Description of the task: Extract, line for line and unchanged, the stretch of the listing from its start through the line containing "- candle-body: [541, 246, 546, 258]".

#### Information supplied ####

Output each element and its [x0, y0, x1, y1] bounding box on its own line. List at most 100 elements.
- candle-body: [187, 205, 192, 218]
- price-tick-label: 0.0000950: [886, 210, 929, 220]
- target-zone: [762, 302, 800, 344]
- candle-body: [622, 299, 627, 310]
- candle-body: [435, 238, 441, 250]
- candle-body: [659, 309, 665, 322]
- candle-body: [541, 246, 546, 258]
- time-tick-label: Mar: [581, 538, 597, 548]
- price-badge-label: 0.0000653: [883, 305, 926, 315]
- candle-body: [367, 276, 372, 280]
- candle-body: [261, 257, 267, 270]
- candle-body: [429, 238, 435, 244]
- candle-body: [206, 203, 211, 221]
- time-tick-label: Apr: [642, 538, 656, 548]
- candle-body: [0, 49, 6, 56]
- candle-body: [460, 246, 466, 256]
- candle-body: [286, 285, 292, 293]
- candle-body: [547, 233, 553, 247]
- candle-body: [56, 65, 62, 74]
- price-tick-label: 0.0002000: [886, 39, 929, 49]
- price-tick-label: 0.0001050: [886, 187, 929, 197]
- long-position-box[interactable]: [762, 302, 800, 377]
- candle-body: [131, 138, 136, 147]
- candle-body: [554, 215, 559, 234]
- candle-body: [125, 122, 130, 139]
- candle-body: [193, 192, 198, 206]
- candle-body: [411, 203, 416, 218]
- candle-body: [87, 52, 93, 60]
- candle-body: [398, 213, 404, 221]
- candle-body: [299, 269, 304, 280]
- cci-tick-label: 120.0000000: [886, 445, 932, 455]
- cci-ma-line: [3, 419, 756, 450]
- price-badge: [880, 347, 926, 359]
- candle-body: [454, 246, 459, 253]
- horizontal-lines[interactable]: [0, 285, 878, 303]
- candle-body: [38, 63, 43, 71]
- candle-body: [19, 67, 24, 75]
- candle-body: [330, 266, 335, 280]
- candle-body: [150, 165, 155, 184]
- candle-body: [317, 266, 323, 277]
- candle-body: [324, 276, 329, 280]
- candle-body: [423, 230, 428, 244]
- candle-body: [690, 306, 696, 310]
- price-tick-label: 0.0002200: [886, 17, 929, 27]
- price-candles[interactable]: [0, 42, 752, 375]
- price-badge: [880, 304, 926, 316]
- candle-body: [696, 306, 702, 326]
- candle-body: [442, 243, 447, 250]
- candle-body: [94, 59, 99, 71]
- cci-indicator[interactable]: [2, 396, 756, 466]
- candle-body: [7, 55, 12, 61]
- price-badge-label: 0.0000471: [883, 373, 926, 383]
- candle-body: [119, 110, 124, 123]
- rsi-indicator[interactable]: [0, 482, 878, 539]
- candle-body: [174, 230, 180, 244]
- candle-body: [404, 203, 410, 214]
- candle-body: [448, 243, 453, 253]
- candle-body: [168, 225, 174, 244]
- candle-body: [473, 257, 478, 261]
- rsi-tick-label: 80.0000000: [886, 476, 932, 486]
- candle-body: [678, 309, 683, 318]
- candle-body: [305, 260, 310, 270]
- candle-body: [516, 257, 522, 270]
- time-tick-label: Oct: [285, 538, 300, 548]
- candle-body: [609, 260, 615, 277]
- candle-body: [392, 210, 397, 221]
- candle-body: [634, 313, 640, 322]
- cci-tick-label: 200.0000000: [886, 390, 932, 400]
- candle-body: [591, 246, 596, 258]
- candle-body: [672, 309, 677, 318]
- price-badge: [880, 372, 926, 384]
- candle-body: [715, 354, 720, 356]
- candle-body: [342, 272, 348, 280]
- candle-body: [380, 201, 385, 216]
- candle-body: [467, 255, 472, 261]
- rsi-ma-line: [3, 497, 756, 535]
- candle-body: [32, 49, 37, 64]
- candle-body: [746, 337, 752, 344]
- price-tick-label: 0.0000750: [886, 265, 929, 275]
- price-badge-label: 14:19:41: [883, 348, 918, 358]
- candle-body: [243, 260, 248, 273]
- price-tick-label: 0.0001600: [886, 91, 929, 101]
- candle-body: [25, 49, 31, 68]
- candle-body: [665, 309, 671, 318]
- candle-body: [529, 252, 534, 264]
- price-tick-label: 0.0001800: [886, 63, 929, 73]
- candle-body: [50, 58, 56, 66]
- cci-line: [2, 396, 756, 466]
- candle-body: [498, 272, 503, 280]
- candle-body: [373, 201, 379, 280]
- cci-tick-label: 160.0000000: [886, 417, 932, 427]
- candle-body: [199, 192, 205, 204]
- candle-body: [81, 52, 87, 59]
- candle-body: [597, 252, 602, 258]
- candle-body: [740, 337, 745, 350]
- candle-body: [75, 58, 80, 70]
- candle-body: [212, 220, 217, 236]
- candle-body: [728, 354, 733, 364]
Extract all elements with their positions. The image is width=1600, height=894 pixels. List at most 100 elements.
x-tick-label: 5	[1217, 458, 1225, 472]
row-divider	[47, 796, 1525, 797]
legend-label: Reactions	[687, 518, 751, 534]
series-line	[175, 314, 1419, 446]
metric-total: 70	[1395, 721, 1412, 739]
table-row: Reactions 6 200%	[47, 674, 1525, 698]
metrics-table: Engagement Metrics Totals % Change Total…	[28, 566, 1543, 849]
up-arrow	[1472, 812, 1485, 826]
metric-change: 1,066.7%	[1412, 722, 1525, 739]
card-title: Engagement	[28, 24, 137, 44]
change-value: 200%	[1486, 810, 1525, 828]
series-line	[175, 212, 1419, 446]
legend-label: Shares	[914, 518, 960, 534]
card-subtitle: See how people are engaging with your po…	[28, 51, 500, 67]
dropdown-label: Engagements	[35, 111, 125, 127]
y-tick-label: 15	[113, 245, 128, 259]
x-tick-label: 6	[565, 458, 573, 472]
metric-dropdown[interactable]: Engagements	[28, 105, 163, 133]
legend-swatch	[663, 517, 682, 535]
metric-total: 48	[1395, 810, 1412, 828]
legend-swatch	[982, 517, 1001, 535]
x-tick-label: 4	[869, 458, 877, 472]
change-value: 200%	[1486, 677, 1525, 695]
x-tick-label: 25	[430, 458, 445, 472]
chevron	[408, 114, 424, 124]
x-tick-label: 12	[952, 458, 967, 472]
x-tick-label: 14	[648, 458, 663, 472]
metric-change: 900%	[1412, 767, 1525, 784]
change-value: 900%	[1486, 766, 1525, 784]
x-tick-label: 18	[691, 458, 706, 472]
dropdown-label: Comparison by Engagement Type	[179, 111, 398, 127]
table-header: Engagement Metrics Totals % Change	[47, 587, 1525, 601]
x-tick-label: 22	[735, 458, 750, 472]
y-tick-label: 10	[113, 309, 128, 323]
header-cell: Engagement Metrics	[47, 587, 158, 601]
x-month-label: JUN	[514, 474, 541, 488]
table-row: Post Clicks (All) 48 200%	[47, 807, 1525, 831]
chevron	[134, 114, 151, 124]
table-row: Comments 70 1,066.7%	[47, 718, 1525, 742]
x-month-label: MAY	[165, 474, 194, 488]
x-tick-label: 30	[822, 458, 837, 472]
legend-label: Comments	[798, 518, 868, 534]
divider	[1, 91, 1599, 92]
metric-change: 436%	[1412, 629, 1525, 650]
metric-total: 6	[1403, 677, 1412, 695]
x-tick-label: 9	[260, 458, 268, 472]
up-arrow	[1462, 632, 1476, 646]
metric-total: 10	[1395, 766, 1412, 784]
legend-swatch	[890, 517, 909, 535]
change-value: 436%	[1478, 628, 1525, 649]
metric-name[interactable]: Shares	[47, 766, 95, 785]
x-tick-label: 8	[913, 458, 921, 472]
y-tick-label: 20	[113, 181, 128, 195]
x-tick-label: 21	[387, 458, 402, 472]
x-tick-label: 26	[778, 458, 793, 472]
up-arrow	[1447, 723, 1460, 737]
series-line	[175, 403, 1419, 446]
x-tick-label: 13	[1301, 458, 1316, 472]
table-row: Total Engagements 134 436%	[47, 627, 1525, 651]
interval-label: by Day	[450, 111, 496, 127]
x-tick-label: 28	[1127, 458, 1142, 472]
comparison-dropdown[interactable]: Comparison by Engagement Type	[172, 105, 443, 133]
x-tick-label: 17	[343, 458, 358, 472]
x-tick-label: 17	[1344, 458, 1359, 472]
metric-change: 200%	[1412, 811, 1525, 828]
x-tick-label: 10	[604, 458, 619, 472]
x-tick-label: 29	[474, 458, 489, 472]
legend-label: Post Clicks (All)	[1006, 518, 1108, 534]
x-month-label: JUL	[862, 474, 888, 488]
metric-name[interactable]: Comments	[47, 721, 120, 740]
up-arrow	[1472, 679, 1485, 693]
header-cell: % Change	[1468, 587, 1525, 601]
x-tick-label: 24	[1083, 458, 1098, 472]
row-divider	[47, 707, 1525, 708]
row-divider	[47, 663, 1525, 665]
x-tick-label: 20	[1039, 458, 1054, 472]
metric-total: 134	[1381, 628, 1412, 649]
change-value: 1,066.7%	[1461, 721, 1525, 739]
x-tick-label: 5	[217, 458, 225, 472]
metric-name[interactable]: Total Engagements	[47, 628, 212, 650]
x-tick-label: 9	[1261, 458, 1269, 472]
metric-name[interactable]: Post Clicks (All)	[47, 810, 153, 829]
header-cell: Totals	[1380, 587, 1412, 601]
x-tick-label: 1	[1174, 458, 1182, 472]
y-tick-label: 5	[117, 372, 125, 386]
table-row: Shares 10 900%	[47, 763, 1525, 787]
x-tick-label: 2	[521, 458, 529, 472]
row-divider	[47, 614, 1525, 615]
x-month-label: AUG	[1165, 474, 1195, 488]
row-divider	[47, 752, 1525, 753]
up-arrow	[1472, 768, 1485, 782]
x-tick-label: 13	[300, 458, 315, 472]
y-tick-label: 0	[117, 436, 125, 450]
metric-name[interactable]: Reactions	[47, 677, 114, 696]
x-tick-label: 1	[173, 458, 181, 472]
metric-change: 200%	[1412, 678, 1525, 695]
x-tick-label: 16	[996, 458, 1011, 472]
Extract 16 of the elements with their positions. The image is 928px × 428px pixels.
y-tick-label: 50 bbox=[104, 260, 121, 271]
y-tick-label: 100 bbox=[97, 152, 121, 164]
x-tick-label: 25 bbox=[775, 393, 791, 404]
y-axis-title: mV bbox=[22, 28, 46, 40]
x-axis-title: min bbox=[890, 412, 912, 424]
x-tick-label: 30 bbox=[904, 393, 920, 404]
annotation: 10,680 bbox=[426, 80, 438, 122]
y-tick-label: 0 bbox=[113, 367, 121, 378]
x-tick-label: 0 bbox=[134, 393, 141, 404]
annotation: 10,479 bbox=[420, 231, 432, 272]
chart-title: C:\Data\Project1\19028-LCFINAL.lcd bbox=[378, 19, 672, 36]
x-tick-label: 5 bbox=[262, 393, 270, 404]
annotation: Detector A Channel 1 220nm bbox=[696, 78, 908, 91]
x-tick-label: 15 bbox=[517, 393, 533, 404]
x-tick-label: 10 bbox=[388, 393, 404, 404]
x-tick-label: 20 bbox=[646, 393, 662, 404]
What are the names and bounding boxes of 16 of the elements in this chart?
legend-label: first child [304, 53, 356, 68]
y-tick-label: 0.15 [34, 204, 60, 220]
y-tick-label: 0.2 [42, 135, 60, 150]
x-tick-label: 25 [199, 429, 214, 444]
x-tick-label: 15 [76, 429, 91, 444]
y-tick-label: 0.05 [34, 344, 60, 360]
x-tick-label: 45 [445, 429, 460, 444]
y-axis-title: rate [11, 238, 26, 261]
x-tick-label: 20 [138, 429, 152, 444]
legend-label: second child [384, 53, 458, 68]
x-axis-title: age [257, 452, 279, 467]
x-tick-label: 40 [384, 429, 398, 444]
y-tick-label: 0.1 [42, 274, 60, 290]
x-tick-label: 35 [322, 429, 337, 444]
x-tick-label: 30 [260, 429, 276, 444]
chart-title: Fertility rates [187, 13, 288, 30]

####

Reply:
Output each element and its [x0, y0, x1, y1] bounding box on its own line. List at most 100 elements.
- candle-body: [187, 205, 192, 218]
- price-tick-label: 0.0000950: [886, 210, 929, 220]
- target-zone: [762, 302, 800, 344]
- candle-body: [622, 299, 627, 310]
- candle-body: [435, 238, 441, 250]
- candle-body: [659, 309, 665, 322]
- candle-body: [541, 246, 546, 258]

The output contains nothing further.